# Case of butts on for the night!



## LarryWolfe

I've got a gig on Saturday for 125 people.  It's pulled pork, macaroni salad, cole slaw and beans.  Just put on a case of butts and this cook almost immediately ended before it started.  As soon as I got the meat on the cookers the mother of all storms rolled in FAST.  I pull out the beach umbrella and bungee cord (Thinking about you Woody) and make a make shift dry area.  So I needed to push the WSM back about 10 inches, it's lit and full of meat.  So I push from the bottom and all of a sudden the whole thing about tips over, but I caught it with the handle from the lid, thank God that didn't come off.  One leg bent in half!!  I'm holding it and wondering WTF am I going to do with meat and fire in the pit, thank God I use sand.  Well I hollered inside and luckily my older daughter heard me and I had her grab a rubber mallet out of the shed and I managed to get the leg bent back to support the cooker.  \/   If she hadn't been here I would have had a mess on my hands!  Anyways, 4 butts on each WSM, all rubbed with Wolfe Rub and will be tossed in the BBQ-4-U Comp Team "Szecret Szauce" once pulled.

- Records provided
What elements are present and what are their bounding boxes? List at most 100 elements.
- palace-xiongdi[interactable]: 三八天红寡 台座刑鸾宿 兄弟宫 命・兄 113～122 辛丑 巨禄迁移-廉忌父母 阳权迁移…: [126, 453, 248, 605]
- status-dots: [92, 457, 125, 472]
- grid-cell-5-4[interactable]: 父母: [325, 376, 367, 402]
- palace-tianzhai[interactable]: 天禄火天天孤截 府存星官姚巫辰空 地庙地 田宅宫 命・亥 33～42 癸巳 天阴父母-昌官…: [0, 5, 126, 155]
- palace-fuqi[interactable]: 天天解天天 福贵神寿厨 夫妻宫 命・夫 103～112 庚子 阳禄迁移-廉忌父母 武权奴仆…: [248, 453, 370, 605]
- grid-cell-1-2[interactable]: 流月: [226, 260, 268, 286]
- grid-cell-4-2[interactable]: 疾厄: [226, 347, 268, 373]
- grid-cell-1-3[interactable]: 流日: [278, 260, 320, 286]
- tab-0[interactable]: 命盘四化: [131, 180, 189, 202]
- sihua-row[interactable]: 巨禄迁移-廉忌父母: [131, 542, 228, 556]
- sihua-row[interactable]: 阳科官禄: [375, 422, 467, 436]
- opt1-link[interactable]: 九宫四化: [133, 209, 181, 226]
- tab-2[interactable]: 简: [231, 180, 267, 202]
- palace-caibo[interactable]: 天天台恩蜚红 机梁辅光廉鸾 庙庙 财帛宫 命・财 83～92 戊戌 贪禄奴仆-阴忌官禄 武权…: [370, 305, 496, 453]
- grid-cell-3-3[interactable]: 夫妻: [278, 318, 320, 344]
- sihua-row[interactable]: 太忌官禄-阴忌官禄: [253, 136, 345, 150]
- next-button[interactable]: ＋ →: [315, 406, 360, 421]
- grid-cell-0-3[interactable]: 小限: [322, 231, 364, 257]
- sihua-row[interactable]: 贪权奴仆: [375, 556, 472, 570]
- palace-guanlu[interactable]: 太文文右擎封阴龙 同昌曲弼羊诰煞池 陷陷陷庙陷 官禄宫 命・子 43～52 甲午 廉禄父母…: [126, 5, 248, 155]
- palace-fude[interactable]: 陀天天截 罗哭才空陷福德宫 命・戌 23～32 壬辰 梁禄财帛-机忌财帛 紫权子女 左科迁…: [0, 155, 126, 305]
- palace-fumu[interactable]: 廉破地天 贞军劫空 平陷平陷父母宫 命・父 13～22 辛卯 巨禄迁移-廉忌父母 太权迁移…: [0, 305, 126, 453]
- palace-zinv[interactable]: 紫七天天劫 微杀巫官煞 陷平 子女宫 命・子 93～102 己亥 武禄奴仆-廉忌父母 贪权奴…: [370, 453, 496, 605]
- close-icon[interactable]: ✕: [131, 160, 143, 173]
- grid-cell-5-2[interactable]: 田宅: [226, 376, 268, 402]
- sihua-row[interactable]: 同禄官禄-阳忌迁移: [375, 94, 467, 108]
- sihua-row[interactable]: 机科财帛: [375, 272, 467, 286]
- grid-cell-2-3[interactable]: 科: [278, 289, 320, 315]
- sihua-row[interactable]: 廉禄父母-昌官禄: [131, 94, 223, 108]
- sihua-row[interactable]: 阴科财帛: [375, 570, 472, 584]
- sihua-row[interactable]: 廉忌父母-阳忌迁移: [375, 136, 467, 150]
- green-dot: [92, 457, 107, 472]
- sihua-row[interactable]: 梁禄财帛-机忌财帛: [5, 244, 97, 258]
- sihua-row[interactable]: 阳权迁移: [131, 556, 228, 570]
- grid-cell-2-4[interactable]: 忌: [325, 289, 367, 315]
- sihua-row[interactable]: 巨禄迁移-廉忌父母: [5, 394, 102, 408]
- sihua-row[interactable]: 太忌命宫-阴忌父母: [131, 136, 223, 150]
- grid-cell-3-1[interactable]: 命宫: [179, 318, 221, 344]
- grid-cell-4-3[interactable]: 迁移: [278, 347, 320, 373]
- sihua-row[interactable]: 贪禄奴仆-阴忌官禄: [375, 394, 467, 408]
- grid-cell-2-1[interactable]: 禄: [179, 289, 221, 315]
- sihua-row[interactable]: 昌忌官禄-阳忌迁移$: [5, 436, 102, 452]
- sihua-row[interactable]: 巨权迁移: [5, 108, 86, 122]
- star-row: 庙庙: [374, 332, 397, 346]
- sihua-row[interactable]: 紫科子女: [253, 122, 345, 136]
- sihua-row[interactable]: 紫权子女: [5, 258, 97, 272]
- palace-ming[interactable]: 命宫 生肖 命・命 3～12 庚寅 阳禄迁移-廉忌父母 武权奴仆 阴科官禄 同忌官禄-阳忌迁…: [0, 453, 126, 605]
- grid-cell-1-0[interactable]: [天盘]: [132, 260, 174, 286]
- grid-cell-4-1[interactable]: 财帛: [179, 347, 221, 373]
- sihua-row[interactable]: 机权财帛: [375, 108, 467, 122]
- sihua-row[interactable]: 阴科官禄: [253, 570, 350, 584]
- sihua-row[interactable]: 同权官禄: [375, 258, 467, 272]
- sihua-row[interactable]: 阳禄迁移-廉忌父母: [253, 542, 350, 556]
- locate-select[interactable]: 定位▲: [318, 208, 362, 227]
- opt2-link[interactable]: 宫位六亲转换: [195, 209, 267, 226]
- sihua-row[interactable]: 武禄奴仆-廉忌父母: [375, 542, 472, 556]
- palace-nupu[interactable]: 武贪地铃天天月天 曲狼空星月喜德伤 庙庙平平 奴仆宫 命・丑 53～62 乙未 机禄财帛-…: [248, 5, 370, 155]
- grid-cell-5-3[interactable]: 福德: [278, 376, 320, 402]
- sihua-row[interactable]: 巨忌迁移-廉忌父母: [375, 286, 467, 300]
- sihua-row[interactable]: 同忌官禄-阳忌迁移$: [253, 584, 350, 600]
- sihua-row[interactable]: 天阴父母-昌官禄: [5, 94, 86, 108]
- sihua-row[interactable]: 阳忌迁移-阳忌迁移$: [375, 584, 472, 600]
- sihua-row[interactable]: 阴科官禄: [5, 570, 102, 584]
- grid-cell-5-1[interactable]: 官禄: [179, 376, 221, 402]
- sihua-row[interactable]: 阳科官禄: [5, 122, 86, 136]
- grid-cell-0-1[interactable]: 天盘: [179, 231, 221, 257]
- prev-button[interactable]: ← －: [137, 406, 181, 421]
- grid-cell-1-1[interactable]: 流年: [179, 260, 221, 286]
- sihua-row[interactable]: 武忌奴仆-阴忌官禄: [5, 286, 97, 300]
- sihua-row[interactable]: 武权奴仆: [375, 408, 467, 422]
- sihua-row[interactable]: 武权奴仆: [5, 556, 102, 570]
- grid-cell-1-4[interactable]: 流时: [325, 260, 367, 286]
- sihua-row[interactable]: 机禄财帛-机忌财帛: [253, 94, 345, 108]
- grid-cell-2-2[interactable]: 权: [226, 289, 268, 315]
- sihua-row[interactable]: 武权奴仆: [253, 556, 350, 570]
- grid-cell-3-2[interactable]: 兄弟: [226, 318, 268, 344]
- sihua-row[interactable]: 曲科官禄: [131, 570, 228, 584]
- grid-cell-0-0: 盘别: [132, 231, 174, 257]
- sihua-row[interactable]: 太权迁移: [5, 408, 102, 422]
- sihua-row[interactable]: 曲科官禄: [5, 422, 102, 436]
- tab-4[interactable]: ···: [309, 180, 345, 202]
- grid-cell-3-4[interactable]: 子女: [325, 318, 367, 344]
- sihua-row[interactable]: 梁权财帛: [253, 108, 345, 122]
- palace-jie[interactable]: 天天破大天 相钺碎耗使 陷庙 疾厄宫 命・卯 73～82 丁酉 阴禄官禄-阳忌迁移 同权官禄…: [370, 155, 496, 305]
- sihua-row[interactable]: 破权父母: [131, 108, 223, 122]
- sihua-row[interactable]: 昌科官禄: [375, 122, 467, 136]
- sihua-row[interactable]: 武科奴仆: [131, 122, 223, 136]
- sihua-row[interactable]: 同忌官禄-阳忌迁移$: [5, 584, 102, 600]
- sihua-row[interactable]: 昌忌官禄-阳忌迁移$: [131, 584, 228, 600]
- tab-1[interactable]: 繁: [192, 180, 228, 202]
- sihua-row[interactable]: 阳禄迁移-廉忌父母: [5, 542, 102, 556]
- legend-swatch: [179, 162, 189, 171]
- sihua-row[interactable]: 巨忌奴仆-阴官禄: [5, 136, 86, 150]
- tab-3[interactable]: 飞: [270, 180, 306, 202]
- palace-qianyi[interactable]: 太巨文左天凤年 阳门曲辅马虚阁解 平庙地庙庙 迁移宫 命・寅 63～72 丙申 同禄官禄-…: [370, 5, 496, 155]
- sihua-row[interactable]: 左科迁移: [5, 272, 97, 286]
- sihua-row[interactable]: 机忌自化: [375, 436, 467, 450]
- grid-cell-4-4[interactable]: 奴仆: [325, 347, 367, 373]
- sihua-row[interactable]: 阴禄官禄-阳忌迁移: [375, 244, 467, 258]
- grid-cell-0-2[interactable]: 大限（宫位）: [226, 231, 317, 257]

- Problems and tasks
• A. In the post about putting a case of butts on for the night, how many people is the Saturday gig for?
• B. In the entries, swap "bounding boxes" for "coordinates" from the first line up to and including the line with "- grid-cell-5-4[interactable]: 父母: [325, 376, 367, 402]", and reproduce only those lines with nothing else changed.

- Solved tasks
• A. 125 people.

• B.
What elements are present and what are their coordinates? List at most 100 elements.
- palace-xiongdi[interactable]: 三八天红寡 台座刑鸾宿 兄弟宫 命・兄 113～122 辛丑 巨禄迁移-廉忌父母 阳权迁移…: [126, 453, 248, 605]
- status-dots: [92, 457, 125, 472]
- grid-cell-5-4[interactable]: 父母: [325, 376, 367, 402]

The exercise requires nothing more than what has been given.